(Data records)
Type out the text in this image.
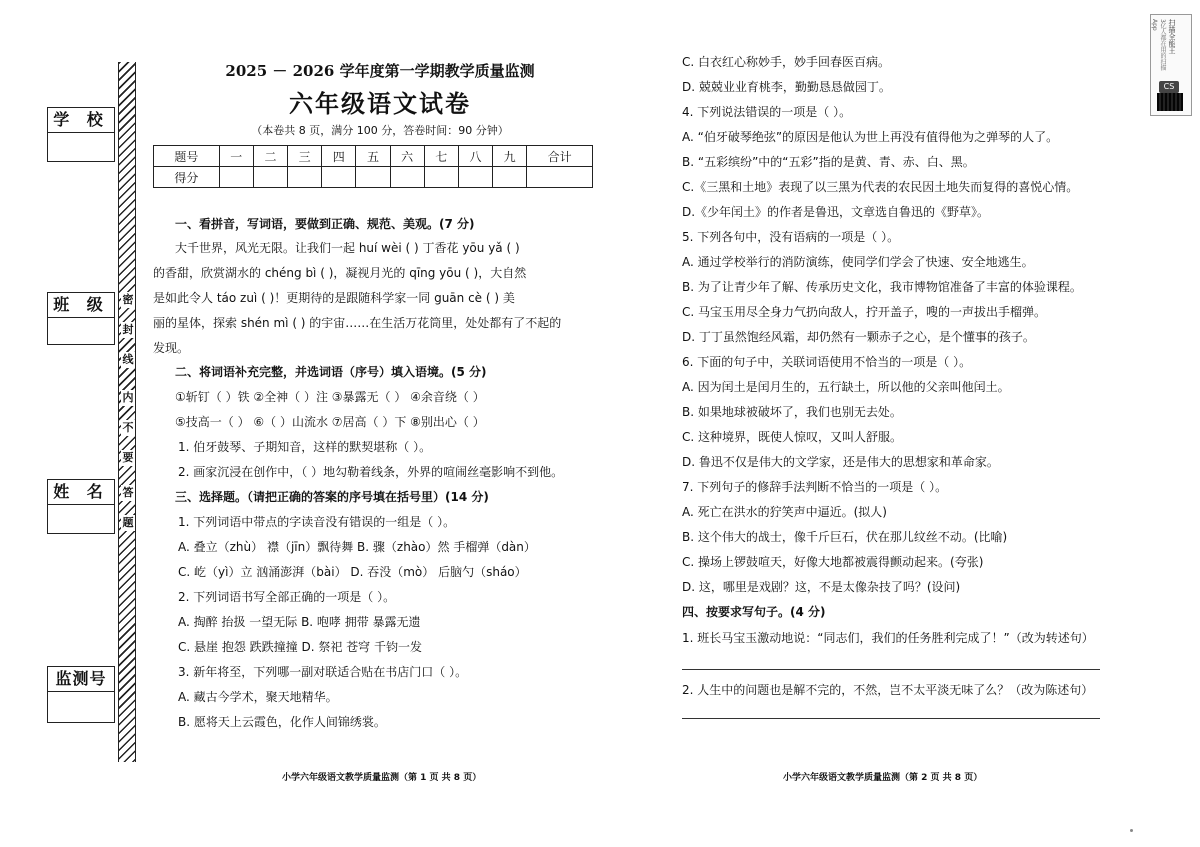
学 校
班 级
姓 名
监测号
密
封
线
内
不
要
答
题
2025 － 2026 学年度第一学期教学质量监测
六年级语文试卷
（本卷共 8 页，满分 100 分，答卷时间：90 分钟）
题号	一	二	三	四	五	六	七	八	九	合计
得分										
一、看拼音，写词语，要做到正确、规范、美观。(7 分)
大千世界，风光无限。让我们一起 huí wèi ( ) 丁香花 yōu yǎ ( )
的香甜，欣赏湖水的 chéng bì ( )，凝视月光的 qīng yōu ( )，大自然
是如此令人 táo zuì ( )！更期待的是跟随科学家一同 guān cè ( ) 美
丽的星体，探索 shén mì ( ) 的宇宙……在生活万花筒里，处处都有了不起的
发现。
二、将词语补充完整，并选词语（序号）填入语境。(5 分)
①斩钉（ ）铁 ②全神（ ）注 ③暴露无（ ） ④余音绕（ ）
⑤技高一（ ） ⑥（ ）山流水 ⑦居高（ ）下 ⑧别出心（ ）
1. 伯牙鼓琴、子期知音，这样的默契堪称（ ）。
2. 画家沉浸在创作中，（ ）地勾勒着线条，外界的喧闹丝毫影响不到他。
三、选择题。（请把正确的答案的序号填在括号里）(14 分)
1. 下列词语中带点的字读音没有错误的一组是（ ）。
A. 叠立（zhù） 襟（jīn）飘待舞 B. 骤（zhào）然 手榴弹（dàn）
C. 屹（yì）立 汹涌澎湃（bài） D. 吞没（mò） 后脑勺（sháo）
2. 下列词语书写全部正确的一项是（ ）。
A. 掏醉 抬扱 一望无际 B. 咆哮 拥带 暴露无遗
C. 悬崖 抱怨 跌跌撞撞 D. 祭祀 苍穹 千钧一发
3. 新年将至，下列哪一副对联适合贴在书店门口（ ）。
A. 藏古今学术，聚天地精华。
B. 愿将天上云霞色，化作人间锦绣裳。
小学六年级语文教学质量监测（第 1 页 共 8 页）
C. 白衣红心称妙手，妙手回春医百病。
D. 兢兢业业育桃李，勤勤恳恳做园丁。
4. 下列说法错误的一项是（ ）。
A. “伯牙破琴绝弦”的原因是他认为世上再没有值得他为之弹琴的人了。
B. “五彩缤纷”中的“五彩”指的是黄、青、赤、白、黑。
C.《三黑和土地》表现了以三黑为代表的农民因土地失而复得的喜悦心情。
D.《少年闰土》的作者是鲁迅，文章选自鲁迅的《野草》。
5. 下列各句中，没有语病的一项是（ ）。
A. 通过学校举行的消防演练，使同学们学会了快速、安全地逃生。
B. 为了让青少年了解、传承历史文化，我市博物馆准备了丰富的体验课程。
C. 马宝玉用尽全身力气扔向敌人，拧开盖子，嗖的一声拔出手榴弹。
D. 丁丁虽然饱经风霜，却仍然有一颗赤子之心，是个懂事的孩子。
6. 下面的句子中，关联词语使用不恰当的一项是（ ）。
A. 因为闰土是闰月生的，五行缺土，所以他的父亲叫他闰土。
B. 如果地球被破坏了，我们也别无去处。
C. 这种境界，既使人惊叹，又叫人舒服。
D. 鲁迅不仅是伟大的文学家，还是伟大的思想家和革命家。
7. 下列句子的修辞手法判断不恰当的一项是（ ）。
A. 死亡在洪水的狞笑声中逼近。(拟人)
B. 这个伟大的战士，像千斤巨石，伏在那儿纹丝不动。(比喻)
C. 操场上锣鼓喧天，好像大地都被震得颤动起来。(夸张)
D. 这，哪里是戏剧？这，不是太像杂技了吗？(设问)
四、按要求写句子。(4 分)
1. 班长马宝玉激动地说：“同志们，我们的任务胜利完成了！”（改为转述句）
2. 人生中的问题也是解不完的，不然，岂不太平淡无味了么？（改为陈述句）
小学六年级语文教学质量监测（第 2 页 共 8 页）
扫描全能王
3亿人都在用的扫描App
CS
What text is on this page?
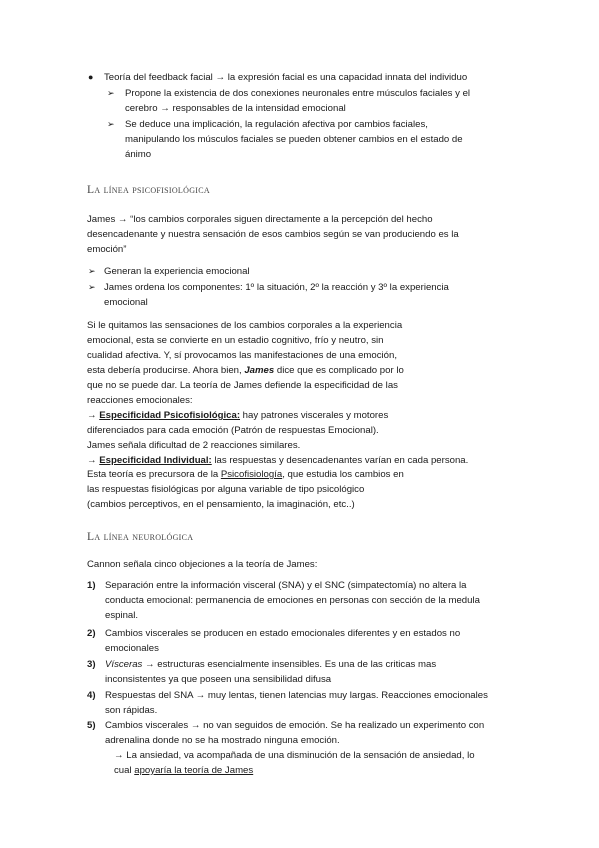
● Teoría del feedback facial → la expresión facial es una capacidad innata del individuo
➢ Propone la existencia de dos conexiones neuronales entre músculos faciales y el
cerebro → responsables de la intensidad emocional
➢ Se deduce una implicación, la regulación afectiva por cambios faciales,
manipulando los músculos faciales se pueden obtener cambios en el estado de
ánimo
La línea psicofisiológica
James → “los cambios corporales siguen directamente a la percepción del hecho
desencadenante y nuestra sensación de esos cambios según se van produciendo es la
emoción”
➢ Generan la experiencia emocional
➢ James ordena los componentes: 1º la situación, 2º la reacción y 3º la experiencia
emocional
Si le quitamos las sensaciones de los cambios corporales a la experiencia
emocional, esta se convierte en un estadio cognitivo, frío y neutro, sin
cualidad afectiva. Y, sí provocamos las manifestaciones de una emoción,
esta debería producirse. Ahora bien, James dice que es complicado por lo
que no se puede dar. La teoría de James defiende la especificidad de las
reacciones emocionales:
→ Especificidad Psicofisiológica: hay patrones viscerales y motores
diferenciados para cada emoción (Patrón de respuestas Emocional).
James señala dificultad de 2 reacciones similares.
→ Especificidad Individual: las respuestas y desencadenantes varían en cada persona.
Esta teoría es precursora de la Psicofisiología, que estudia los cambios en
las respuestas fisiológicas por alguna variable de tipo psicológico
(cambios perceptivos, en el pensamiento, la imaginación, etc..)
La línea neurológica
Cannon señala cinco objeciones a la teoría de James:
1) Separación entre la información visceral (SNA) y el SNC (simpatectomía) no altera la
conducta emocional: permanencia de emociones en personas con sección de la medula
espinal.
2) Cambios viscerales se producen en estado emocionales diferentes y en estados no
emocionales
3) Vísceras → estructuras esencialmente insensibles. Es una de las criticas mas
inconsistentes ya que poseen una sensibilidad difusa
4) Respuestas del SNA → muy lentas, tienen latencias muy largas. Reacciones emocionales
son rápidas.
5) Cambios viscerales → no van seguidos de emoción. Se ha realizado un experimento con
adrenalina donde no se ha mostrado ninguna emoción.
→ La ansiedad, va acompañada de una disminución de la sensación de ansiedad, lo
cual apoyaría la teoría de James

Task requirements -
Transcribe all the lines above exactly, apart from the pictures.

Task result -
Type out the text in this image.
学 校
班 级
姓 名
监测号
密
封
线
内
不
要
答
题
2025 － 2026 学年度第一学期教学质量监测
六年级语文试卷
（本卷共 8 页，满分 100 分，答卷时间：90 分钟）
题号	一	二	三	四	五	六	七	八	九	合计
得分										
一、看拼音，写词语，要做到正确、规范、美观。(7 分)
大千世界，风光无限。让我们一起 huí wèi ( ) 丁香花 yōu yǎ ( )
的香甜，欣赏湖水的 chéng bì ( )，凝视月光的 qīng yōu ( )，大自然
是如此令人 táo zuì ( )！更期待的是跟随科学家一同 guān cè ( ) 美
丽的星体，探索 shén mì ( ) 的宇宙……在生活万花筒里，处处都有了不起的
发现。
二、将词语补充完整，并选词语（序号）填入语境。(5 分)
①斩钉（ ）铁 ②全神（ ）注 ③暴露无（ ） ④余音绕（ ）
⑤技高一（ ） ⑥（ ）山流水 ⑦居高（ ）下 ⑧别出心（ ）
1. 伯牙鼓琴、子期知音，这样的默契堪称（ ）。
2. 画家沉浸在创作中，（ ）地勾勒着线条，外界的喧闹丝毫影响不到他。
三、选择题。（请把正确的答案的序号填在括号里）(14 分)
1. 下列词语中带点的字读音没有错误的一组是（ ）。
A. 叠立（zhù） 襟（jīn）飘待舞 B. 骤（zhào）然 手榴弹（dàn）
C. 屹（yì）立 汹涌澎湃（bài） D. 吞没（mò） 后脑勺（sháo）
2. 下列词语书写全部正确的一项是（ ）。
A. 掏醉 抬扱 一望无际 B. 咆哮 拥带 暴露无遗
C. 悬崖 抱怨 跌跌撞撞 D. 祭祀 苍穹 千钧一发
3. 新年将至，下列哪一副对联适合贴在书店门口（ ）。
A. 藏古今学术，聚天地精华。
B. 愿将天上云霞色，化作人间锦绣裳。
小学六年级语文教学质量监测（第 1 页 共 8 页）
C. 白衣红心称妙手，妙手回春医百病。
D. 兢兢业业育桃李，勤勤恳恳做园丁。
4. 下列说法错误的一项是（ ）。
A. “伯牙破琴绝弦”的原因是他认为世上再没有值得他为之弹琴的人了。
B. “五彩缤纷”中的“五彩”指的是黄、青、赤、白、黑。
C.《三黑和土地》表现了以三黑为代表的农民因土地失而复得的喜悦心情。
D.《少年闰土》的作者是鲁迅，文章选自鲁迅的《野草》。
5. 下列各句中，没有语病的一项是（ ）。
A. 通过学校举行的消防演练，使同学们学会了快速、安全地逃生。
B. 为了让青少年了解、传承历史文化，我市博物馆准备了丰富的体验课程。
C. 马宝玉用尽全身力气扔向敌人，拧开盖子，嗖的一声拔出手榴弹。
D. 丁丁虽然饱经风霜，却仍然有一颗赤子之心，是个懂事的孩子。
6. 下面的句子中，关联词语使用不恰当的一项是（ ）。
A. 因为闰土是闰月生的，五行缺土，所以他的父亲叫他闰土。
B. 如果地球被破坏了，我们也别无去处。
C. 这种境界，既使人惊叹，又叫人舒服。
D. 鲁迅不仅是伟大的文学家，还是伟大的思想家和革命家。
7. 下列句子的修辞手法判断不恰当的一项是（ ）。
A. 死亡在洪水的狞笑声中逼近。(拟人)
B. 这个伟大的战士，像千斤巨石，伏在那儿纹丝不动。(比喻)
C. 操场上锣鼓喧天，好像大地都被震得颤动起来。(夸张)
D. 这，哪里是戏剧？这，不是太像杂技了吗？(设问)
四、按要求写句子。(4 分)
1. 班长马宝玉激动地说：“同志们，我们的任务胜利完成了！”（改为转述句）
2. 人生中的问题也是解不完的，不然，岂不太平淡无味了么？（改为陈述句）
小学六年级语文教学质量监测（第 2 页 共 8 页）
扫描全能王
3亿人都在用的扫描App
CS
What text is on this page?
● Teoría del feedback facial → la expresión facial es una capacidad innata del individuo
➢ Propone la existencia de dos conexiones neuronales entre músculos faciales y el
cerebro → responsables de la intensidad emocional
➢ Se deduce una implicación, la regulación afectiva por cambios faciales,
manipulando los músculos faciales se pueden obtener cambios en el estado de
ánimo
La línea psicofisiológica
James → “los cambios corporales siguen directamente a la percepción del hecho
desencadenante y nuestra sensación de esos cambios según se van produciendo es la
emoción”
➢ Generan la experiencia emocional
➢ James ordena los componentes: 1º la situación, 2º la reacción y 3º la experiencia
emocional
Si le quitamos las sensaciones de los cambios corporales a la experiencia
emocional, esta se convierte en un estadio cognitivo, frío y neutro, sin
cualidad afectiva. Y, sí provocamos las manifestaciones de una emoción,
esta debería producirse. Ahora bien, James dice que es complicado por lo
que no se puede dar. La teoría de James defiende la especificidad de las
reacciones emocionales:
→ Especificidad Psicofisiológica: hay patrones viscerales y motores
diferenciados para cada emoción (Patrón de respuestas Emocional).
James señala dificultad de 2 reacciones similares.
→ Especificidad Individual: las respuestas y desencadenantes varían en cada persona.
Esta teoría es precursora de la Psicofisiología, que estudia los cambios en
las respuestas fisiológicas por alguna variable de tipo psicológico
(cambios perceptivos, en el pensamiento, la imaginación, etc..)
La línea neurológica
Cannon señala cinco objeciones a la teoría de James:
1) Separación entre la información visceral (SNA) y el SNC (simpatectomía) no altera la
conducta emocional: permanencia de emociones en personas con sección de la medula
espinal.
2) Cambios viscerales se producen en estado emocionales diferentes y en estados no
emocionales
3) Vísceras → estructuras esencialmente insensibles. Es una de las criticas mas
inconsistentes ya que poseen una sensibilidad difusa
4) Respuestas del SNA → muy lentas, tienen latencias muy largas. Reacciones emocionales
son rápidas.
5) Cambios viscerales → no van seguidos de emoción. Se ha realizado un experimento con
adrenalina donde no se ha mostrado ninguna emoción.
→ La ansiedad, va acompañada de una disminución de la sensación de ansiedad, lo
cual apoyaría la teoría de James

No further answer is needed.